LISTING

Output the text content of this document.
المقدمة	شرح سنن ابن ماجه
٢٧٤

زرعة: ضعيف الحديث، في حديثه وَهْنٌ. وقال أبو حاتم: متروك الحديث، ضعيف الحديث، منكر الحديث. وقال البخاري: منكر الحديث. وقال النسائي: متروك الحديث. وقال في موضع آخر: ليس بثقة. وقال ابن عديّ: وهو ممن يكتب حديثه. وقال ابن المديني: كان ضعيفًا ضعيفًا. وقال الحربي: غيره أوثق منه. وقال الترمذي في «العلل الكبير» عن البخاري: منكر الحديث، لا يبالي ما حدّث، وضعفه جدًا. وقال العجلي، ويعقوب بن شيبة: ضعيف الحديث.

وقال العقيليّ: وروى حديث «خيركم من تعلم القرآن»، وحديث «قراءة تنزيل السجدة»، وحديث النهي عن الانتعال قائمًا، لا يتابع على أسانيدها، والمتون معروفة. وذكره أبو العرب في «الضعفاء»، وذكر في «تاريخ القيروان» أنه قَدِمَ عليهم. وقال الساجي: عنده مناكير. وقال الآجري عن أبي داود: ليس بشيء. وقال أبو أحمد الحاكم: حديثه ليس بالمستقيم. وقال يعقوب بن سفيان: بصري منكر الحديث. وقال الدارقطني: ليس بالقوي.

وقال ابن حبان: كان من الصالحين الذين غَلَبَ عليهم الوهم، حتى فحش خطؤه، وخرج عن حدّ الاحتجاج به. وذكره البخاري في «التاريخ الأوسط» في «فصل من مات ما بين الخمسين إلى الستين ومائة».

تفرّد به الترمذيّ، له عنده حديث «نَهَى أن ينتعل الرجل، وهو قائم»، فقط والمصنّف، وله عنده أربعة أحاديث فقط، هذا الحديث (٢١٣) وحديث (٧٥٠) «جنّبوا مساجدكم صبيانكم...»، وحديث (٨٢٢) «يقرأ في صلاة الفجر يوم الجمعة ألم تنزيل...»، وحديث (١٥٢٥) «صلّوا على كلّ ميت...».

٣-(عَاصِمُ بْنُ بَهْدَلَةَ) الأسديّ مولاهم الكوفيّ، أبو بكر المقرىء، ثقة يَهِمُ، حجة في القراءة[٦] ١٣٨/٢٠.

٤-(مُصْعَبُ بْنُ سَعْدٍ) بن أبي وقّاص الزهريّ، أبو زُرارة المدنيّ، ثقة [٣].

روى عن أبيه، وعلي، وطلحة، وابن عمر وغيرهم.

WRITTEN INSTRUCTION
Take the entries above and copy them out exactly.

RESULT
Output the text content of this document.
المقدمة	شرح سنن ابن ماجه
٢٧٤

زرعة: ضعيف الحديث، في حديثه وَهْنٌ. وقال أبو حاتم: متروك الحديث، ضعيف الحديث، منكر الحديث. وقال البخاري: منكر الحديث. وقال النسائي: متروك الحديث. وقال في موضع آخر: ليس بثقة. وقال ابن عديّ: وهو ممن يكتب حديثه. وقال ابن المديني: كان ضعيفًا ضعيفًا. وقال الحربي: غيره أوثق منه. وقال الترمذي في «العلل الكبير» عن البخاري: منكر الحديث، لا يبالي ما حدّث، وضعفه جدًا. وقال العجلي، ويعقوب بن شيبة: ضعيف الحديث.

وقال العقيليّ: وروى حديث «خيركم من تعلم القرآن»، وحديث «قراءة تنزيل السجدة»، وحديث النهي عن الانتعال قائمًا، لا يتابع على أسانيدها، والمتون معروفة. وذكره أبو العرب في «الضعفاء»، وذكر في «تاريخ القيروان» أنه قَدِمَ عليهم. وقال الساجي: عنده مناكير. وقال الآجري عن أبي داود: ليس بشيء. وقال أبو أحمد الحاكم: حديثه ليس بالمستقيم. وقال يعقوب بن سفيان: بصري منكر الحديث. وقال الدارقطني: ليس بالقوي.

وقال ابن حبان: كان من الصالحين الذين غَلَبَ عليهم الوهم، حتى فحش خطؤه، وخرج عن حدّ الاحتجاج به. وذكره البخاري في «التاريخ الأوسط» في «فصل من مات ما بين الخمسين إلى الستين ومائة».

تفرّد به الترمذيّ، له عنده حديث «نَهَى أن ينتعل الرجل، وهو قائم»، فقط والمصنّف، وله عنده أربعة أحاديث فقط، هذا الحديث (٢١٣) وحديث (٧٥٠) «جنّبوا مساجدكم صبيانكم...»، وحديث (٨٢٢) «يقرأ في صلاة الفجر يوم الجمعة ألم تنزيل...»، وحديث (١٥٢٥) «صلّوا على كلّ ميت...».

٣-(عَاصِمُ بْنُ بَهْدَلَةَ) الأسديّ مولاهم الكوفيّ، أبو بكر المقرىء، ثقة يَهِمُ، حجة في القراءة[٦] ١٣٨/٢٠.

٤-(مُصْعَبُ بْنُ سَعْدٍ) بن أبي وقّاص الزهريّ، أبو زُرارة المدنيّ، ثقة [٣].

روى عن أبيه، وعلي، وطلحة، وابن عمر وغيرهم.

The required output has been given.